## DIRECTION
Using the listing below, select the lines with the word "text" and copy them.

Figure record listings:
------------
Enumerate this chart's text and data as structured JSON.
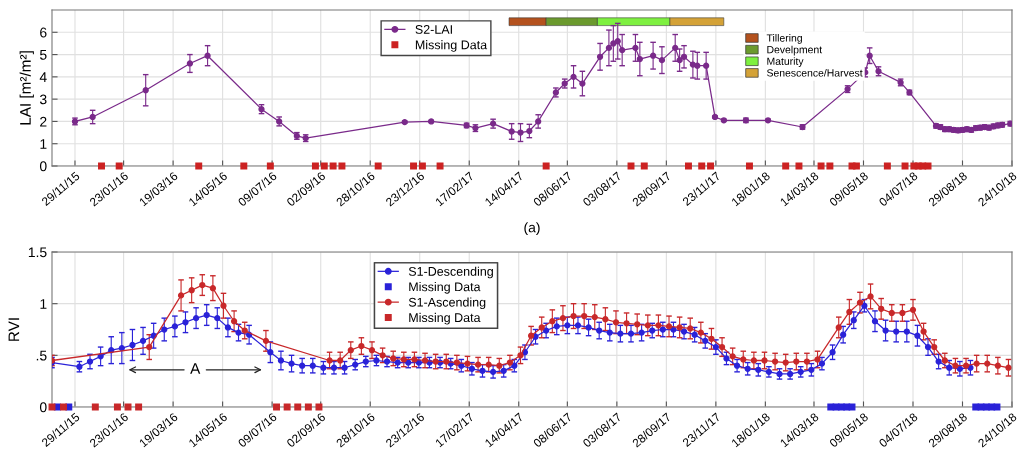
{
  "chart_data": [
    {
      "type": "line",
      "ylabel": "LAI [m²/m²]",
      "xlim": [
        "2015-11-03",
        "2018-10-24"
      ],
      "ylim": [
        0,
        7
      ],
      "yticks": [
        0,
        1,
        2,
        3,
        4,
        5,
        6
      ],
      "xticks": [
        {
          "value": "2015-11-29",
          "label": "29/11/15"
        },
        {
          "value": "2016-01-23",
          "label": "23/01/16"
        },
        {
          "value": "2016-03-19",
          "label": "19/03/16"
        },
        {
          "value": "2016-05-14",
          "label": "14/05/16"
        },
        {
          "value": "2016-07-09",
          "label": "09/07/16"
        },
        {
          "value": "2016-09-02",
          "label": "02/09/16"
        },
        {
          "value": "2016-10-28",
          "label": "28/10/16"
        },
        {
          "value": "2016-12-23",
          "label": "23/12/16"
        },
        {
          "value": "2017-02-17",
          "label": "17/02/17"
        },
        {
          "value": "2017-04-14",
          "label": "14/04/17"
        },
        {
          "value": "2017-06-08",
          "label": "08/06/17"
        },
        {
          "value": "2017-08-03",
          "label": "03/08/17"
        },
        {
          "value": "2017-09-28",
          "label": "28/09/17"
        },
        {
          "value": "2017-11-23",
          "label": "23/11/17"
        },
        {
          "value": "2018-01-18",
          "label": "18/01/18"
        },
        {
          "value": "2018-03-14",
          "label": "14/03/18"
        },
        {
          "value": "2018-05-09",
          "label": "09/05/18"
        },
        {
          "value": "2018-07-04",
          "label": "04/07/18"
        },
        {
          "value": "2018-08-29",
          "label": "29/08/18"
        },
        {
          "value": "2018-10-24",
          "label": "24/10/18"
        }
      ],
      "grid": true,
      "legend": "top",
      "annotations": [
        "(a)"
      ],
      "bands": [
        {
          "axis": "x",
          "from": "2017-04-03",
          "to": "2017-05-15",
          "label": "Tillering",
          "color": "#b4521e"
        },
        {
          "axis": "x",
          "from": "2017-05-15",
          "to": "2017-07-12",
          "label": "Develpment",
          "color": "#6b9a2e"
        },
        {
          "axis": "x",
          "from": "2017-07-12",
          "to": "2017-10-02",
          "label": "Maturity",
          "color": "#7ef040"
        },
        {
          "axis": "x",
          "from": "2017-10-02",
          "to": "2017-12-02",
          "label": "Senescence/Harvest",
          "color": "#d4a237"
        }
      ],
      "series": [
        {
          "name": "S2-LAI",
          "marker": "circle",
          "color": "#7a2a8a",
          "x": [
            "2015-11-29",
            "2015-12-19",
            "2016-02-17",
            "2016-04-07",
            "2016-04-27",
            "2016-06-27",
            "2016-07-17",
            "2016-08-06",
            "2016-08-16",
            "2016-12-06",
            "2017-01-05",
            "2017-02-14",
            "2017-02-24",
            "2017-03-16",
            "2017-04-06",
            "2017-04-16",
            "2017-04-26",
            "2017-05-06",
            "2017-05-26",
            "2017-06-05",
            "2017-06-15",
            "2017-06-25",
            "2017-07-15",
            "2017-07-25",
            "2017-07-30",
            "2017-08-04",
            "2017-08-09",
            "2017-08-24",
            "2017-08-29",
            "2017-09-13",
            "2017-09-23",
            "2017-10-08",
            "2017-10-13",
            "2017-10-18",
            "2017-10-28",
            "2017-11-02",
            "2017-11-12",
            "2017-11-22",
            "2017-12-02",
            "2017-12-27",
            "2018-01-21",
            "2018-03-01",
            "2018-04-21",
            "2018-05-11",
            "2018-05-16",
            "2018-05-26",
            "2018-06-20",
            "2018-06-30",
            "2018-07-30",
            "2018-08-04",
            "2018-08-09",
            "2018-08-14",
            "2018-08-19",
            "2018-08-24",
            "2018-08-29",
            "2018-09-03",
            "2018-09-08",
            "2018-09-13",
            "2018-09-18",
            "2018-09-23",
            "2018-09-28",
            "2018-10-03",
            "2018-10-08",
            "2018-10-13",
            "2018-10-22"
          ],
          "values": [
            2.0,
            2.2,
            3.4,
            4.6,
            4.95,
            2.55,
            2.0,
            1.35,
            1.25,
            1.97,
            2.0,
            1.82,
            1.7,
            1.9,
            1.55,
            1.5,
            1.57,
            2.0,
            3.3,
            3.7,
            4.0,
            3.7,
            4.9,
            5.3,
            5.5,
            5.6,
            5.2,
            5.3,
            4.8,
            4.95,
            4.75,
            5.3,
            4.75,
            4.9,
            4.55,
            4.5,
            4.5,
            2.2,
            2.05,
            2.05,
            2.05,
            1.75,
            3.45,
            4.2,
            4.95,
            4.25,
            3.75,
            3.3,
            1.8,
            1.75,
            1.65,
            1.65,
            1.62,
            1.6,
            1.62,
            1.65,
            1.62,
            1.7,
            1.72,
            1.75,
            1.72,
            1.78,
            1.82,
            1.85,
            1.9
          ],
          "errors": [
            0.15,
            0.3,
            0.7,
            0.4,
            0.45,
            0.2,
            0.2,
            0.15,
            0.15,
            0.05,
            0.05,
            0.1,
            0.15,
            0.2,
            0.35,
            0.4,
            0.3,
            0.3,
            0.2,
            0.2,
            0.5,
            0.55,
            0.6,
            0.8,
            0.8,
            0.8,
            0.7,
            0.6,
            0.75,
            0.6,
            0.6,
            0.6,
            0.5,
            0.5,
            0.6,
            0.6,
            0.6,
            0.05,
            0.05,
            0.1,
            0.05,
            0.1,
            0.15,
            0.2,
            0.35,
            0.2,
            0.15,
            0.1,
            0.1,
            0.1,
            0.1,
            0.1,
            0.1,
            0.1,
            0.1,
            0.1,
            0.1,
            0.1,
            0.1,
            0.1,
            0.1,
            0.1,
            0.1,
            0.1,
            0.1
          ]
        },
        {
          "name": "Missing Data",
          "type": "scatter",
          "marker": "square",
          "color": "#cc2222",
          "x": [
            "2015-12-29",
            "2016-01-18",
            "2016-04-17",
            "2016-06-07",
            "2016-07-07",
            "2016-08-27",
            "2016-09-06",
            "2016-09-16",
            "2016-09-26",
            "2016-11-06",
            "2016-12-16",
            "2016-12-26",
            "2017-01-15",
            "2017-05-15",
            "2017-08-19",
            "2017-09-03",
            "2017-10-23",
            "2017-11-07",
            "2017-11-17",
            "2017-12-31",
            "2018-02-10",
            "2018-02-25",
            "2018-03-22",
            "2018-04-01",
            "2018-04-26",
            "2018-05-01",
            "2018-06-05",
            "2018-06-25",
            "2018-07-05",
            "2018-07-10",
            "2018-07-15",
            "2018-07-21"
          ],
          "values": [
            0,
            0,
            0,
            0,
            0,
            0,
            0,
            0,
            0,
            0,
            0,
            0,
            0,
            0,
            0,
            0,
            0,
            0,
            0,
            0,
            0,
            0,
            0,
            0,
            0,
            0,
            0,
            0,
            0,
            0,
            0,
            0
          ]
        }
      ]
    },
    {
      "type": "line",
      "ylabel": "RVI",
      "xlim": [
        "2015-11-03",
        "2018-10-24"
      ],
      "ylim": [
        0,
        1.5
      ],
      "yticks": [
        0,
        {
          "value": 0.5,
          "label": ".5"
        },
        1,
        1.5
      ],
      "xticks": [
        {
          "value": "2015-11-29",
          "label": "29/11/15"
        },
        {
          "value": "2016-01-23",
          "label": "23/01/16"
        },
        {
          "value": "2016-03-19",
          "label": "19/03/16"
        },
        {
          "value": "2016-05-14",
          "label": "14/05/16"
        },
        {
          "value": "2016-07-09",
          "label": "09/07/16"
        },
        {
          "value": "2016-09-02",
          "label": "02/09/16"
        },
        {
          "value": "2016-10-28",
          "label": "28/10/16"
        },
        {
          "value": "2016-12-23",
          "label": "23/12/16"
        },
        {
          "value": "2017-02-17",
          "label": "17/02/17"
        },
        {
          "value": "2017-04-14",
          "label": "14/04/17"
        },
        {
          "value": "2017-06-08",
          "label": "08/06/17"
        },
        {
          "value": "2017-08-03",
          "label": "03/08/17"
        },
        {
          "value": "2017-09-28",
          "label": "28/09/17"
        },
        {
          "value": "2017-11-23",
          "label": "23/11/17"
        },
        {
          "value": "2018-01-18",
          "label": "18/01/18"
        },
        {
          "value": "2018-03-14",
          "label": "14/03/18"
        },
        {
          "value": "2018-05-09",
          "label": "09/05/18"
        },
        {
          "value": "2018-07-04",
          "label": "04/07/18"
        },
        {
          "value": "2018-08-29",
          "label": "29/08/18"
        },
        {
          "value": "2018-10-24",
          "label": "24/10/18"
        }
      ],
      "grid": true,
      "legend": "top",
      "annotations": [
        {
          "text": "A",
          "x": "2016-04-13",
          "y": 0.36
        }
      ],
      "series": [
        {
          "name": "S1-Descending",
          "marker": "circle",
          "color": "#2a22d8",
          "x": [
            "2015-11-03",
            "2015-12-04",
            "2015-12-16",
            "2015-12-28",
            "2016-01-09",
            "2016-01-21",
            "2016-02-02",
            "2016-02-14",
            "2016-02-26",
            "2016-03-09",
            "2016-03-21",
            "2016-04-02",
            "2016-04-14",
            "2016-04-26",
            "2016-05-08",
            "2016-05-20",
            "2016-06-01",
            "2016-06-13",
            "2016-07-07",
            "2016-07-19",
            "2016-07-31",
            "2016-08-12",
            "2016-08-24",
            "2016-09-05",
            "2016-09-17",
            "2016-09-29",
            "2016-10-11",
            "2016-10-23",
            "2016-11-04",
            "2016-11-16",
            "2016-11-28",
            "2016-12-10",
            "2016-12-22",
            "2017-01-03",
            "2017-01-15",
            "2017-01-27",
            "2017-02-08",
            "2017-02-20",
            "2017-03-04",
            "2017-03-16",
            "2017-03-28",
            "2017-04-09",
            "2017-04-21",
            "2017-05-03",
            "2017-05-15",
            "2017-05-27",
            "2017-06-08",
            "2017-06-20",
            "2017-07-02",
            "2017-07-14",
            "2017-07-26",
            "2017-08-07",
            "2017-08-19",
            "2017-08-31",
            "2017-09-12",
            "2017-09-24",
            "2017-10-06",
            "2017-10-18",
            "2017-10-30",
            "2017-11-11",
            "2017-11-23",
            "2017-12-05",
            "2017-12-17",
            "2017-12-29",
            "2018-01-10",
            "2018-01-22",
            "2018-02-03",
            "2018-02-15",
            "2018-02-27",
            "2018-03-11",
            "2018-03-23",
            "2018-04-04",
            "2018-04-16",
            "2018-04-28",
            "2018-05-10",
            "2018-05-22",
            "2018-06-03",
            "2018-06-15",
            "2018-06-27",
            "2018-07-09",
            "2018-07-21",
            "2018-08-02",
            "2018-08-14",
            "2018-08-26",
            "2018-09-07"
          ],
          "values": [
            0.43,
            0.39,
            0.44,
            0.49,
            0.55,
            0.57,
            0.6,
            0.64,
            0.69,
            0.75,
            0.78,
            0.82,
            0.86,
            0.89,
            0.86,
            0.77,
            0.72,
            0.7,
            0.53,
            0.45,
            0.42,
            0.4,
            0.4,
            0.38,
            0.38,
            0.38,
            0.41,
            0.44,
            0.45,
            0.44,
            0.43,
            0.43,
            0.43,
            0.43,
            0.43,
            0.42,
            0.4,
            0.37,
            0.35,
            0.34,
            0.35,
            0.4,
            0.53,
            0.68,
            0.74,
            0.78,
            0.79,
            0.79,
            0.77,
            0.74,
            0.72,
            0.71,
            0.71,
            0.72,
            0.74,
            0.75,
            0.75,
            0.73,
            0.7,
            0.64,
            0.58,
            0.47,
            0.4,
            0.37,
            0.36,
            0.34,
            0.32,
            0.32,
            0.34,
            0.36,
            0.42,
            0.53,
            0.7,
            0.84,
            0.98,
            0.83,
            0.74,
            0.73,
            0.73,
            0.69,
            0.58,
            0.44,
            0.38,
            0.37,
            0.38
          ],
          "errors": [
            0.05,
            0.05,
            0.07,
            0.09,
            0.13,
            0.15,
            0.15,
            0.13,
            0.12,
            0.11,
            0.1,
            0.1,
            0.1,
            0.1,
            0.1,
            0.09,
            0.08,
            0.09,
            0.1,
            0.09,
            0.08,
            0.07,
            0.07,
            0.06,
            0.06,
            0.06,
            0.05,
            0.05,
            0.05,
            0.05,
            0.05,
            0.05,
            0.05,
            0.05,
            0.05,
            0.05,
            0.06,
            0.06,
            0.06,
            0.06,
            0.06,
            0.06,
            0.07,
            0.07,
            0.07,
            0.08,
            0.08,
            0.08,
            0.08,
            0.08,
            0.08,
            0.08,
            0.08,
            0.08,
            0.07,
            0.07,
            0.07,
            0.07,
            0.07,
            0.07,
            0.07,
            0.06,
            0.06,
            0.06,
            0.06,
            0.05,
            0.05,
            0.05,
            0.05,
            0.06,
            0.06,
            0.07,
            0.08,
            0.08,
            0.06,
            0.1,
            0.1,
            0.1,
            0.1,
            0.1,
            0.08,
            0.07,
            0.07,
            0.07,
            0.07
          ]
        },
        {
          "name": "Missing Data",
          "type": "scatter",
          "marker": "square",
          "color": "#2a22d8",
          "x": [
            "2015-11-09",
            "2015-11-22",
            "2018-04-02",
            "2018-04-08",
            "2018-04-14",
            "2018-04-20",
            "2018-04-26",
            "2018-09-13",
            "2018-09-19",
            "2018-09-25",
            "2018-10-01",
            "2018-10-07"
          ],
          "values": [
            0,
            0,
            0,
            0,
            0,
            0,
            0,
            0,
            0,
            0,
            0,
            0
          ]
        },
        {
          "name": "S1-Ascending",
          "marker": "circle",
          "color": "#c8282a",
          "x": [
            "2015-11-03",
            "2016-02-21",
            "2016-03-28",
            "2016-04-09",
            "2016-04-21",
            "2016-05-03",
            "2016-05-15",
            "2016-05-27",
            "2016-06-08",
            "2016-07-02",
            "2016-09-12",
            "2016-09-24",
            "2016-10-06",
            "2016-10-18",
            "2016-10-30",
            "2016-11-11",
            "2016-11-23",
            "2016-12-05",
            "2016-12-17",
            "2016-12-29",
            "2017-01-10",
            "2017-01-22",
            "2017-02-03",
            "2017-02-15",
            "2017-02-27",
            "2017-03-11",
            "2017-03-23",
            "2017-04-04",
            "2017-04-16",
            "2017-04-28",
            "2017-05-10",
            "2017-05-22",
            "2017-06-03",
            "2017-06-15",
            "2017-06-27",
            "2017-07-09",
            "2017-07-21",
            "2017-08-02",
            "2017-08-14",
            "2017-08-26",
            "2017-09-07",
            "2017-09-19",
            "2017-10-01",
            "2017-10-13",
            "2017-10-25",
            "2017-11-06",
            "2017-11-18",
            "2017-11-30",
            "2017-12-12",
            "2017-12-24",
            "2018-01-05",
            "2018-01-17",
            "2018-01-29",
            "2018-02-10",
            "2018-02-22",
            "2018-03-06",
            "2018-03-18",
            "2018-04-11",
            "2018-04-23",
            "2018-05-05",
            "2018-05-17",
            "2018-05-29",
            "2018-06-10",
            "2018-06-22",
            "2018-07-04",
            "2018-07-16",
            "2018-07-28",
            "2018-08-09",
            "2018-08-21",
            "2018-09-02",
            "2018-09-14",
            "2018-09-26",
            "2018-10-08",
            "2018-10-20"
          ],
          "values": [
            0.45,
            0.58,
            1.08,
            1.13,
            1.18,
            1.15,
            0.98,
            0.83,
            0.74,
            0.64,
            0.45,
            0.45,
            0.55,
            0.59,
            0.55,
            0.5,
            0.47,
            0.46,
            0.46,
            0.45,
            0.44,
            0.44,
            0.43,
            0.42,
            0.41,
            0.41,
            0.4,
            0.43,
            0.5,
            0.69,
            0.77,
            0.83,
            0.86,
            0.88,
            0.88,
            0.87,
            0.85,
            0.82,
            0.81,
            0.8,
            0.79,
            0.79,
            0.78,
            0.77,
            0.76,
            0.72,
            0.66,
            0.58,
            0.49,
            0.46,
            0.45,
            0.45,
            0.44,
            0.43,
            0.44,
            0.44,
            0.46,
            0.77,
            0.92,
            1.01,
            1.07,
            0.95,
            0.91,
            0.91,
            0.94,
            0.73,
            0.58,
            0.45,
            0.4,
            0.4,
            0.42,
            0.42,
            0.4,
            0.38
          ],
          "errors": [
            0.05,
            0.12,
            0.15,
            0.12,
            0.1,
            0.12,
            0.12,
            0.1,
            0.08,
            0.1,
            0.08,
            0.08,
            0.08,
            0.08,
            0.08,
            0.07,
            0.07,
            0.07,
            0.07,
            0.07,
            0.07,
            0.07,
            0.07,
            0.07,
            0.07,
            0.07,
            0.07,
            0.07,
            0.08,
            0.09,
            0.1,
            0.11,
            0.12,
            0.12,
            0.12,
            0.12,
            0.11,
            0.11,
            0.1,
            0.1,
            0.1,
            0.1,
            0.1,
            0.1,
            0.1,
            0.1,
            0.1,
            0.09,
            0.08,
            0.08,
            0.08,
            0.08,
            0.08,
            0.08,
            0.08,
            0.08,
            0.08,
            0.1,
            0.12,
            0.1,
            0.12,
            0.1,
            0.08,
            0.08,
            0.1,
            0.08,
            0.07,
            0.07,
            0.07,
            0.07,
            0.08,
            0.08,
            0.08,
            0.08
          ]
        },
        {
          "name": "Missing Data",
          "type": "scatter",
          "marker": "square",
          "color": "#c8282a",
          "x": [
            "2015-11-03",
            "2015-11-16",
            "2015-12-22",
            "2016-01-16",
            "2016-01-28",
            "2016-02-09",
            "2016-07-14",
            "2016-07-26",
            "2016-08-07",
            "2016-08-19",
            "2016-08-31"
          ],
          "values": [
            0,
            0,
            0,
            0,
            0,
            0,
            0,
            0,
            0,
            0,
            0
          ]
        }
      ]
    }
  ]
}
------------
## RESPONSE
Enumerate this chart's text and data as structured JSON.
          "text": "A",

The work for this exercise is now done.